• **DATA RECORDS**:
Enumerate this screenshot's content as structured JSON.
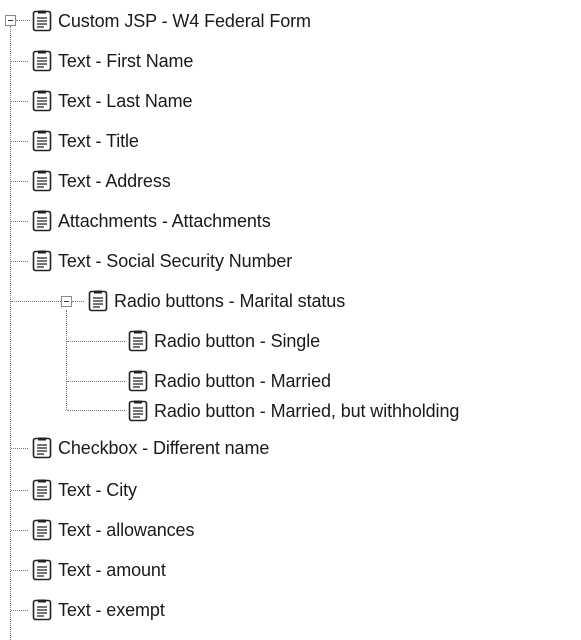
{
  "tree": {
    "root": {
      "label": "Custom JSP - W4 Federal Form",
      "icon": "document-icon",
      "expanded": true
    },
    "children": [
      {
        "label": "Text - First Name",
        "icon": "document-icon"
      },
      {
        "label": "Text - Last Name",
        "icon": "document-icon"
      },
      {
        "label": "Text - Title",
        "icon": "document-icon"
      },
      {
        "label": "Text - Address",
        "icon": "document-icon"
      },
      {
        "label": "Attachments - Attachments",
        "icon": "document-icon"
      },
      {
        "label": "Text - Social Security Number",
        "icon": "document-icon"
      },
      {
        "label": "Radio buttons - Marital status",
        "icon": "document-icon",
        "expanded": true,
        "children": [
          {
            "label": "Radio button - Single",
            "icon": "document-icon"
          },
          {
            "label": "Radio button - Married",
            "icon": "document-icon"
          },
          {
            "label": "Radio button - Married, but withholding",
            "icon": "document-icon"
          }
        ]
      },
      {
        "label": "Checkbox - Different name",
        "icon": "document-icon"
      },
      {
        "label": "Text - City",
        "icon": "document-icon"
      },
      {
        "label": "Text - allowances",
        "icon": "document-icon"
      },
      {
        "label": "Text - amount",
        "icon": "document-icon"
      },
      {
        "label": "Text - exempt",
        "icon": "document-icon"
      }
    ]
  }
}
* * *
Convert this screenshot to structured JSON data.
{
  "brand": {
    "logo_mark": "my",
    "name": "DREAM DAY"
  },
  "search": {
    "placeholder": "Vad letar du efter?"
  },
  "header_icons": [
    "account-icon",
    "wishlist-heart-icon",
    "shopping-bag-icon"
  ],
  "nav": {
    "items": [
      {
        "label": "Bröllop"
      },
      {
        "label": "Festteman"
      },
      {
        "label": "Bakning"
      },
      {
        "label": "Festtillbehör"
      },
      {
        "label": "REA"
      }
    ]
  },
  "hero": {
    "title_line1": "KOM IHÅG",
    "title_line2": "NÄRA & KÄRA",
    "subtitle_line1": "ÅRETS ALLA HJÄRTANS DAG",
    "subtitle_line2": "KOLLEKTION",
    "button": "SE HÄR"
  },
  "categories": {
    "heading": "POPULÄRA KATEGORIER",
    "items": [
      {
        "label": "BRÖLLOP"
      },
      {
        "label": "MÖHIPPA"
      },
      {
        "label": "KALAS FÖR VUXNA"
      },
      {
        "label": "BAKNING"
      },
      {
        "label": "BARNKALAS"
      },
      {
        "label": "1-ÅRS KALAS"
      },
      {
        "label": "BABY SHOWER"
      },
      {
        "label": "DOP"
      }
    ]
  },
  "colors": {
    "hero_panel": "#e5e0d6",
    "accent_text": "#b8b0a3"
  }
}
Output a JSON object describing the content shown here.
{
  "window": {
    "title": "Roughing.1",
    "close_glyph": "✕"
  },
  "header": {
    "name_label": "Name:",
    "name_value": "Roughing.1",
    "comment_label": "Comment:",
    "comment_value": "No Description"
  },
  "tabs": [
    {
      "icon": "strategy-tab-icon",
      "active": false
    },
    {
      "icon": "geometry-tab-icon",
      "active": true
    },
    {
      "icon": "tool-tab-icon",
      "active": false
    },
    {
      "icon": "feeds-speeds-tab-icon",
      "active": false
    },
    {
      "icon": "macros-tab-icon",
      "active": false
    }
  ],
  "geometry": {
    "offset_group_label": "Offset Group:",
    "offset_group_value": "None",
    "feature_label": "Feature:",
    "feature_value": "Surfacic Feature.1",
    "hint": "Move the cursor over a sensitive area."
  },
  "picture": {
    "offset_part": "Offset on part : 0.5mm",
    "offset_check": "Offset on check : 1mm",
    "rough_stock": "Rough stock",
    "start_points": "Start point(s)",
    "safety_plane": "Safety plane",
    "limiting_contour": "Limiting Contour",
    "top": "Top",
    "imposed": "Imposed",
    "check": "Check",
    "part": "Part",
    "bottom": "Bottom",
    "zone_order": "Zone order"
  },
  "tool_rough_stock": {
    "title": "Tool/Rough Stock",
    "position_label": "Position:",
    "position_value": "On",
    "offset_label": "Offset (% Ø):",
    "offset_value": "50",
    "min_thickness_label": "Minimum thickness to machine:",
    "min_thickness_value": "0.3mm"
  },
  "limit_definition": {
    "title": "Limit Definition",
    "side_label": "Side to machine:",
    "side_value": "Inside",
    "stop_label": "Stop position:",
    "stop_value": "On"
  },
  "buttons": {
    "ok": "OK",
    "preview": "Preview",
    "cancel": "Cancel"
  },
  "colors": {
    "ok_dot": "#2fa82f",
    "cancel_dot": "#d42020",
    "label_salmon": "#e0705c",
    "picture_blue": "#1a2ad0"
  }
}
---
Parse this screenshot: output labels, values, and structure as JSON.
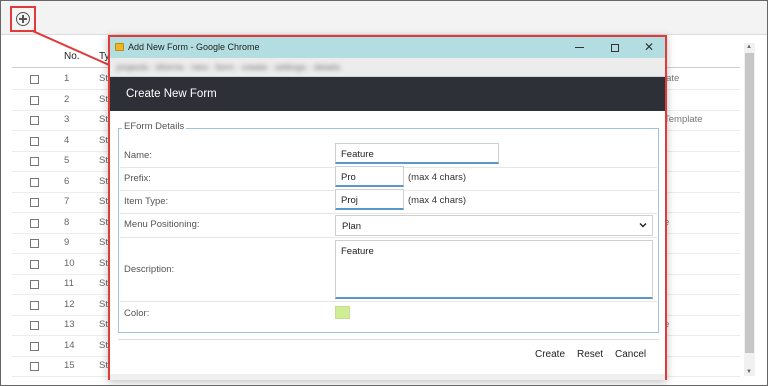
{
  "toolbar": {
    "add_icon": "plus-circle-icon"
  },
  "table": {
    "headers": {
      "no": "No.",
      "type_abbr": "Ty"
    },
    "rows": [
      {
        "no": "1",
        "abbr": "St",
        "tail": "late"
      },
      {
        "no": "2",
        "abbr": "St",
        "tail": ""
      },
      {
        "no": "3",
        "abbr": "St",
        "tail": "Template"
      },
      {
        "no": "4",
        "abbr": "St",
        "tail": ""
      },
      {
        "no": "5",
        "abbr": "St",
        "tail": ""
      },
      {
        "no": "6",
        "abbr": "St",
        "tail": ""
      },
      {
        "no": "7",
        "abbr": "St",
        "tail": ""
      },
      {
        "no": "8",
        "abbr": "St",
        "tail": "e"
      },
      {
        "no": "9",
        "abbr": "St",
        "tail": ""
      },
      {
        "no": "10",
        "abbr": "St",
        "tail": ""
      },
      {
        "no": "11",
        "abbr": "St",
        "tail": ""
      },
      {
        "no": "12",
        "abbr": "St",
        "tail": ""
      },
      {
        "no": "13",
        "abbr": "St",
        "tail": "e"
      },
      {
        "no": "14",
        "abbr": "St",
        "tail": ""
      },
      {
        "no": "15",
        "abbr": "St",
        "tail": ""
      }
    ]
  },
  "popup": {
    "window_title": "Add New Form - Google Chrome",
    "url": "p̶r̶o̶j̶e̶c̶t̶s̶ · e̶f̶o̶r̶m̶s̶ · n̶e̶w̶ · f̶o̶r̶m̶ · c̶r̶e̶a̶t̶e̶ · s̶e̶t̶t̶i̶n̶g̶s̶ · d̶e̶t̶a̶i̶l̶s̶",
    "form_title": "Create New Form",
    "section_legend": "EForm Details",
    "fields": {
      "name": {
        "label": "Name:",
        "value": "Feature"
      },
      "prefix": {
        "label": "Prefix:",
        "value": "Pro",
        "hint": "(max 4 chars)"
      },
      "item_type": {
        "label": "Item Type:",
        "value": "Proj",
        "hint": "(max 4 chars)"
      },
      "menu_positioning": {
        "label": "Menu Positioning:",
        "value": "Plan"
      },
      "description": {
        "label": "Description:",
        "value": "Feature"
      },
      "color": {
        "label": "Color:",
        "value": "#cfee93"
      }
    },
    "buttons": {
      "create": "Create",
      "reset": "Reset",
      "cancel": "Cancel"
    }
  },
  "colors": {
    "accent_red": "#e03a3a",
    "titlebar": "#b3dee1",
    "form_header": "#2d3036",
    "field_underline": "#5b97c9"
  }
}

• **JOB**:
Search the records above for the string "JSON". Copy every line that contains it.

• **WRITTEN RESPONSE**:
Enumerate this screenshot's content as structured JSON.
Convert this screenshot to structured JSON data.
Output a JSON object describing the content shown here.
Parse this screenshot: output labels, values, and structure as JSON.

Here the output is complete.